___ THE DATA ___

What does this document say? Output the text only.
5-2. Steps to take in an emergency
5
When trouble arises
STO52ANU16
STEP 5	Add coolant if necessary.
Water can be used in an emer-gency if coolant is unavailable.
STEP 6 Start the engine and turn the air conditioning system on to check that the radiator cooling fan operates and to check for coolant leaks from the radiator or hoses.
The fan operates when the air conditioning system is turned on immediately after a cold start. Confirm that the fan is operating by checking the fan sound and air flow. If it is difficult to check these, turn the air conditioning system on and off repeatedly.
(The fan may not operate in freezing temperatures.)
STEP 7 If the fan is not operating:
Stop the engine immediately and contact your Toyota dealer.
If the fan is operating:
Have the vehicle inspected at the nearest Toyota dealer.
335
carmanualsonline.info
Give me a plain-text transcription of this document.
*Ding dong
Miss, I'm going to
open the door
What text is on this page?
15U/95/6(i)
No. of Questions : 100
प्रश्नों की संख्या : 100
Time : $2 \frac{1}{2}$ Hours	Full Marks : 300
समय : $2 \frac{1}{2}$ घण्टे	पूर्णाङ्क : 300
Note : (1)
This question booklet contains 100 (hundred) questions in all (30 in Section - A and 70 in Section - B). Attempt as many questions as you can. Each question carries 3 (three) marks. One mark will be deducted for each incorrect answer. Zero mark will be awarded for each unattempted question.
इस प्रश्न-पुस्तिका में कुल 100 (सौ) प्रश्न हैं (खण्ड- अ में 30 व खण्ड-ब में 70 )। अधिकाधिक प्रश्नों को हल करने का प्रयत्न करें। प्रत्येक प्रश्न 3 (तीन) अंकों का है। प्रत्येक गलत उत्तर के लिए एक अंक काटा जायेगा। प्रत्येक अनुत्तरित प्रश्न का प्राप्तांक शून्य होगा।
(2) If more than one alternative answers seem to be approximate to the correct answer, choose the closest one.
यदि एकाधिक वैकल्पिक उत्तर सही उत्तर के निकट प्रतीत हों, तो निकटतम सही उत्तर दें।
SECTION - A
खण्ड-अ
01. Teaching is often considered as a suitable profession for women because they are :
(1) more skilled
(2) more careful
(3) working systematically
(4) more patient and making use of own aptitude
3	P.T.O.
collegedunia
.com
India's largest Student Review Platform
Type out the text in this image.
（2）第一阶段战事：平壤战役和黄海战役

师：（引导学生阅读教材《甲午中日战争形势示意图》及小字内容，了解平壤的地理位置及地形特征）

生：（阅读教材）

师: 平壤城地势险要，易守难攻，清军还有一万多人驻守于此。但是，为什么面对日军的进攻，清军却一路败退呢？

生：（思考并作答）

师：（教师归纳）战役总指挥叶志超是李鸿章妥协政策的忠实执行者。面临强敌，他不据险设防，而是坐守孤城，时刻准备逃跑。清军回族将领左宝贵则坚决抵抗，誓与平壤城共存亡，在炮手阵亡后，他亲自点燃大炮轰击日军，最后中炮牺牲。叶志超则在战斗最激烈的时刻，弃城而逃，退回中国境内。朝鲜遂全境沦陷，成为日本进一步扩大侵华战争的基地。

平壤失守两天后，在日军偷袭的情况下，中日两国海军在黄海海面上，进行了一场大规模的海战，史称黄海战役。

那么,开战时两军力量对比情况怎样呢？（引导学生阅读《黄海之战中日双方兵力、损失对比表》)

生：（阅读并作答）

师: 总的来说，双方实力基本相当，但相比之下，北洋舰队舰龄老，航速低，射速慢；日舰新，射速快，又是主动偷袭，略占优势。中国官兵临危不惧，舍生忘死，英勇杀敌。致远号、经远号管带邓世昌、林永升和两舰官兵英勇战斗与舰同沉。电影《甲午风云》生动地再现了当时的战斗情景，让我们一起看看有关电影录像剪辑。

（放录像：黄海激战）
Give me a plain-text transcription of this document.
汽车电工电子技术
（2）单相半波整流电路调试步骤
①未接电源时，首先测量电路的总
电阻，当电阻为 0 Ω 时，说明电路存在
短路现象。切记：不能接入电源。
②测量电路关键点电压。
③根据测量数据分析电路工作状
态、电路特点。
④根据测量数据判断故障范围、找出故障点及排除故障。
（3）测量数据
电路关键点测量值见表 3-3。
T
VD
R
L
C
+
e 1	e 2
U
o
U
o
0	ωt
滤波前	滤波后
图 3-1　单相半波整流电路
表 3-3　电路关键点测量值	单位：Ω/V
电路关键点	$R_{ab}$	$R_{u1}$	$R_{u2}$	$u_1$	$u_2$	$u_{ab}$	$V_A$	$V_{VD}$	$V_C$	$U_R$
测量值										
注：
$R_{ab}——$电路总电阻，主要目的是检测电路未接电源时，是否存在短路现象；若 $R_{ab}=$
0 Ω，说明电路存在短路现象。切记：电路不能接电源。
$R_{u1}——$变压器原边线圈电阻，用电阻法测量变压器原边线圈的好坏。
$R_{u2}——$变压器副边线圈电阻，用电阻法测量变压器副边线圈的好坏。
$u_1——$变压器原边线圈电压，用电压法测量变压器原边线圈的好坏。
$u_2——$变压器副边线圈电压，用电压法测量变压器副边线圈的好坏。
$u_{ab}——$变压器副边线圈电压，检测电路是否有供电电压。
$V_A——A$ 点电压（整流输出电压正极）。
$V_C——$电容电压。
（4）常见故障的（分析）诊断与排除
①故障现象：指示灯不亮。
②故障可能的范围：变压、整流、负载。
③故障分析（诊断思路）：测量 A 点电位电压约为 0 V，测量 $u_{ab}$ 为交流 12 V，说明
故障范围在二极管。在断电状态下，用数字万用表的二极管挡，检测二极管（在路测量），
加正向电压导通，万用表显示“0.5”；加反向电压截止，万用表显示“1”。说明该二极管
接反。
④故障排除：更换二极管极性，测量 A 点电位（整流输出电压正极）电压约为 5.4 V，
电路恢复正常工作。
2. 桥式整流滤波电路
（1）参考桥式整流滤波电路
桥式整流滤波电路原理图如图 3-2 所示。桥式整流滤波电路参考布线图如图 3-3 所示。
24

___

WORK TO COMPLETE —
Where a line in the material contains "answer", copy that line.

FULL RESPONSE —
This question booklet contains 100 (hundred) questions in all (30 in Section - A and 70 in Section - B). Attempt as many questions as you can. Each question carries 3 (three) marks. One mark will be deducted for each incorrect answer. Zero mark will be awarded for each unattempted question.
(2) If more than one alternative answers seem to be approximate to the correct answer, choose the closest one.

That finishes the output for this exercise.